Assignment: Would you please print the data a second time, exactly as it stands?
*** Input data ***
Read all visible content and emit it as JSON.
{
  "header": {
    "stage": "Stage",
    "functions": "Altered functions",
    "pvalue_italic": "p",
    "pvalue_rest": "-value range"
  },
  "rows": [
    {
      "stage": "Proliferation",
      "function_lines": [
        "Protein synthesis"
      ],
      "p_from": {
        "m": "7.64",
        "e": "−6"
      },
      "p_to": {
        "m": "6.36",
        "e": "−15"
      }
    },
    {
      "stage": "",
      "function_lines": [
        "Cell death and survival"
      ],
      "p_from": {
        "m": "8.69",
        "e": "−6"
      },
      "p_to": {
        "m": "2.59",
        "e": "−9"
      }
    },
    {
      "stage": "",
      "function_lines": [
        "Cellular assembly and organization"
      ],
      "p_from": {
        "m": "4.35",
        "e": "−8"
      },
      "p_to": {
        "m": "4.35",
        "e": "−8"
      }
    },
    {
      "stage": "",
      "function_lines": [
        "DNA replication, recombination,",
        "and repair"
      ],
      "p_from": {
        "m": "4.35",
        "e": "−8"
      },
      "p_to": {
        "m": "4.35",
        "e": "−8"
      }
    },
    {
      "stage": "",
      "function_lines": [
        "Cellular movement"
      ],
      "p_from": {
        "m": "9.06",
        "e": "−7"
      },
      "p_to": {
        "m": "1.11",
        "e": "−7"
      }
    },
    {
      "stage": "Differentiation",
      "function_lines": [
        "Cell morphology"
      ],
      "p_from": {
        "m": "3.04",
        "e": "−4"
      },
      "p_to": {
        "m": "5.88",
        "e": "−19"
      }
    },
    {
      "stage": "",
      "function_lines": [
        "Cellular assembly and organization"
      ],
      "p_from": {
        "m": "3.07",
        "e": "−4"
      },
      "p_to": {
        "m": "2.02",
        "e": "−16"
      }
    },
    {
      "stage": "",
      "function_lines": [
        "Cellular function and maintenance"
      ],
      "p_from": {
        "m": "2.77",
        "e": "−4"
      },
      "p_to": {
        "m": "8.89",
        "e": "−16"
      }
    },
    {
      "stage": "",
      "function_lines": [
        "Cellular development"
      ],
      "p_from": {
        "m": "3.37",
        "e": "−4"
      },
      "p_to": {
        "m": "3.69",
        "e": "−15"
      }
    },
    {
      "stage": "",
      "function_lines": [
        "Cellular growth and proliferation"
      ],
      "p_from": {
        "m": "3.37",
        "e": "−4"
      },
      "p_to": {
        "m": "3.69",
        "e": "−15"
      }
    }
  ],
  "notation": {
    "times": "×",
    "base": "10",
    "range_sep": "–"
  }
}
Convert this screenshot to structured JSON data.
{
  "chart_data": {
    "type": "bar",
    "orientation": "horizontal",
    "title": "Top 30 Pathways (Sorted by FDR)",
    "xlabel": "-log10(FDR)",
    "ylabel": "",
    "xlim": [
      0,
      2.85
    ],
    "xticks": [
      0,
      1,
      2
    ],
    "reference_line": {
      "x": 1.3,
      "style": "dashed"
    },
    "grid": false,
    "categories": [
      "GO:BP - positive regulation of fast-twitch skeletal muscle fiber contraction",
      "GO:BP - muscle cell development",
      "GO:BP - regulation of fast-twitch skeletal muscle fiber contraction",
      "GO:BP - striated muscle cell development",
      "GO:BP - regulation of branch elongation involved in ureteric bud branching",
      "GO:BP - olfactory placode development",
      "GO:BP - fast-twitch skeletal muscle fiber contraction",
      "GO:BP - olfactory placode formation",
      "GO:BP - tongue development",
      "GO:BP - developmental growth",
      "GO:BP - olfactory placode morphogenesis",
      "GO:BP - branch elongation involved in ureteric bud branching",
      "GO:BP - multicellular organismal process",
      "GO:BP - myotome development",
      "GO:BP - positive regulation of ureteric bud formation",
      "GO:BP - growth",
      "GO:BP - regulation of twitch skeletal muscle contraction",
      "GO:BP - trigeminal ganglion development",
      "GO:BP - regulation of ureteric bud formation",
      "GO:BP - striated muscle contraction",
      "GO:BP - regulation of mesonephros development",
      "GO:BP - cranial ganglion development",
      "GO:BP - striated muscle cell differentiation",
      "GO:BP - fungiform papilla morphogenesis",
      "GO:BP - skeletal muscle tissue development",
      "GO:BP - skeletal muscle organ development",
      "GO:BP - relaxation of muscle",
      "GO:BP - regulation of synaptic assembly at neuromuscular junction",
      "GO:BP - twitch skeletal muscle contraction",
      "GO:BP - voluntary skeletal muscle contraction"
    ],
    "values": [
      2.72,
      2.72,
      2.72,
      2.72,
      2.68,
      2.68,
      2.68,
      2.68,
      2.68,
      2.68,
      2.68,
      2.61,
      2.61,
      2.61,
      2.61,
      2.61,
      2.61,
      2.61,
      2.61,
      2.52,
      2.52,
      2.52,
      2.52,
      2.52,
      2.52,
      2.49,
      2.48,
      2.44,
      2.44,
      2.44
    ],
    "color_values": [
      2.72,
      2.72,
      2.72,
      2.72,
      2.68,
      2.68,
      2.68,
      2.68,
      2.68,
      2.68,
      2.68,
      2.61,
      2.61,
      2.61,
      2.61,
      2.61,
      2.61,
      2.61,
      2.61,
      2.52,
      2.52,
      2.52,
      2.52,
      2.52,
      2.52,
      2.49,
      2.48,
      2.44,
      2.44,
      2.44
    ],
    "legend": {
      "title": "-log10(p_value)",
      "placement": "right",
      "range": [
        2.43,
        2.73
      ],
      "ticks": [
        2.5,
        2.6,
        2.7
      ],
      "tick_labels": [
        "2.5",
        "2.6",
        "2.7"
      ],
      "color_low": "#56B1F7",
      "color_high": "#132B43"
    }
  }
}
*** End of Input data ***
Solution to this exercise:
Read all visible content and emit it as JSON.
{
  "header": {
    "stage": "Stage",
    "functions": "Altered functions",
    "pvalue_italic": "p",
    "pvalue_rest": "-value range"
  },
  "rows": [
    {
      "stage": "Proliferation",
      "function_lines": [
        "Protein synthesis"
      ],
      "p_from": {
        "m": "7.64",
        "e": "−6"
      },
      "p_to": {
        "m": "6.36",
        "e": "−15"
      }
    },
    {
      "stage": "",
      "function_lines": [
        "Cell death and survival"
      ],
      "p_from": {
        "m": "8.69",
        "e": "−6"
      },
      "p_to": {
        "m": "2.59",
        "e": "−9"
      }
    },
    {
      "stage": "",
      "function_lines": [
        "Cellular assembly and organization"
      ],
      "p_from": {
        "m": "4.35",
        "e": "−8"
      },
      "p_to": {
        "m": "4.35",
        "e": "−8"
      }
    },
    {
      "stage": "",
      "function_lines": [
        "DNA replication, recombination,",
        "and repair"
      ],
      "p_from": {
        "m": "4.35",
        "e": "−8"
      },
      "p_to": {
        "m": "4.35",
        "e": "−8"
      }
    },
    {
      "stage": "",
      "function_lines": [
        "Cellular movement"
      ],
      "p_from": {
        "m": "9.06",
        "e": "−7"
      },
      "p_to": {
        "m": "1.11",
        "e": "−7"
      }
    },
    {
      "stage": "Differentiation",
      "function_lines": [
        "Cell morphology"
      ],
      "p_from": {
        "m": "3.04",
        "e": "−4"
      },
      "p_to": {
        "m": "5.88",
        "e": "−19"
      }
    },
    {
      "stage": "",
      "function_lines": [
        "Cellular assembly and organization"
      ],
      "p_from": {
        "m": "3.07",
        "e": "−4"
      },
      "p_to": {
        "m": "2.02",
        "e": "−16"
      }
    },
    {
      "stage": "",
      "function_lines": [
        "Cellular function and maintenance"
      ],
      "p_from": {
        "m": "2.77",
        "e": "−4"
      },
      "p_to": {
        "m": "8.89",
        "e": "−16"
      }
    },
    {
      "stage": "",
      "function_lines": [
        "Cellular development"
      ],
      "p_from": {
        "m": "3.37",
        "e": "−4"
      },
      "p_to": {
        "m": "3.69",
        "e": "−15"
      }
    },
    {
      "stage": "",
      "function_lines": [
        "Cellular growth and proliferation"
      ],
      "p_from": {
        "m": "3.37",
        "e": "−4"
      },
      "p_to": {
        "m": "3.69",
        "e": "−15"
      }
    }
  ],
  "notation": {
    "times": "×",
    "base": "10",
    "range_sep": "–"
  }
}
Convert this screenshot to structured JSON data.
{
  "chart_data": {
    "type": "bar",
    "orientation": "horizontal",
    "title": "Top 30 Pathways (Sorted by FDR)",
    "xlabel": "-log10(FDR)",
    "ylabel": "",
    "xlim": [
      0,
      2.85
    ],
    "xticks": [
      0,
      1,
      2
    ],
    "reference_line": {
      "x": 1.3,
      "style": "dashed"
    },
    "grid": false,
    "categories": [
      "GO:BP - positive regulation of fast-twitch skeletal muscle fiber contraction",
      "GO:BP - muscle cell development",
      "GO:BP - regulation of fast-twitch skeletal muscle fiber contraction",
      "GO:BP - striated muscle cell development",
      "GO:BP - regulation of branch elongation involved in ureteric bud branching",
      "GO:BP - olfactory placode development",
      "GO:BP - fast-twitch skeletal muscle fiber contraction",
      "GO:BP - olfactory placode formation",
      "GO:BP - tongue development",
      "GO:BP - developmental growth",
      "GO:BP - olfactory placode morphogenesis",
      "GO:BP - branch elongation involved in ureteric bud branching",
      "GO:BP - multicellular organismal process",
      "GO:BP - myotome development",
      "GO:BP - positive regulation of ureteric bud formation",
      "GO:BP - growth",
      "GO:BP - regulation of twitch skeletal muscle contraction",
      "GO:BP - trigeminal ganglion development",
      "GO:BP - regulation of ureteric bud formation",
      "GO:BP - striated muscle contraction",
      "GO:BP - regulation of mesonephros development",
      "GO:BP - cranial ganglion development",
      "GO:BP - striated muscle cell differentiation",
      "GO:BP - fungiform papilla morphogenesis",
      "GO:BP - skeletal muscle tissue development",
      "GO:BP - skeletal muscle organ development",
      "GO:BP - relaxation of muscle",
      "GO:BP - regulation of synaptic assembly at neuromuscular junction",
      "GO:BP - twitch skeletal muscle contraction",
      "GO:BP - voluntary skeletal muscle contraction"
    ],
    "values": [
      2.72,
      2.72,
      2.72,
      2.72,
      2.68,
      2.68,
      2.68,
      2.68,
      2.68,
      2.68,
      2.68,
      2.61,
      2.61,
      2.61,
      2.61,
      2.61,
      2.61,
      2.61,
      2.61,
      2.52,
      2.52,
      2.52,
      2.52,
      2.52,
      2.52,
      2.49,
      2.48,
      2.44,
      2.44,
      2.44
    ],
    "color_values": [
      2.72,
      2.72,
      2.72,
      2.72,
      2.68,
      2.68,
      2.68,
      2.68,
      2.68,
      2.68,
      2.68,
      2.61,
      2.61,
      2.61,
      2.61,
      2.61,
      2.61,
      2.61,
      2.61,
      2.52,
      2.52,
      2.52,
      2.52,
      2.52,
      2.52,
      2.49,
      2.48,
      2.44,
      2.44,
      2.44
    ],
    "legend": {
      "title": "-log10(p_value)",
      "placement": "right",
      "range": [
        2.43,
        2.73
      ],
      "ticks": [
        2.5,
        2.6,
        2.7
      ],
      "tick_labels": [
        "2.5",
        "2.6",
        "2.7"
      ],
      "color_low": "#56B1F7",
      "color_high": "#132B43"
    }
  }
}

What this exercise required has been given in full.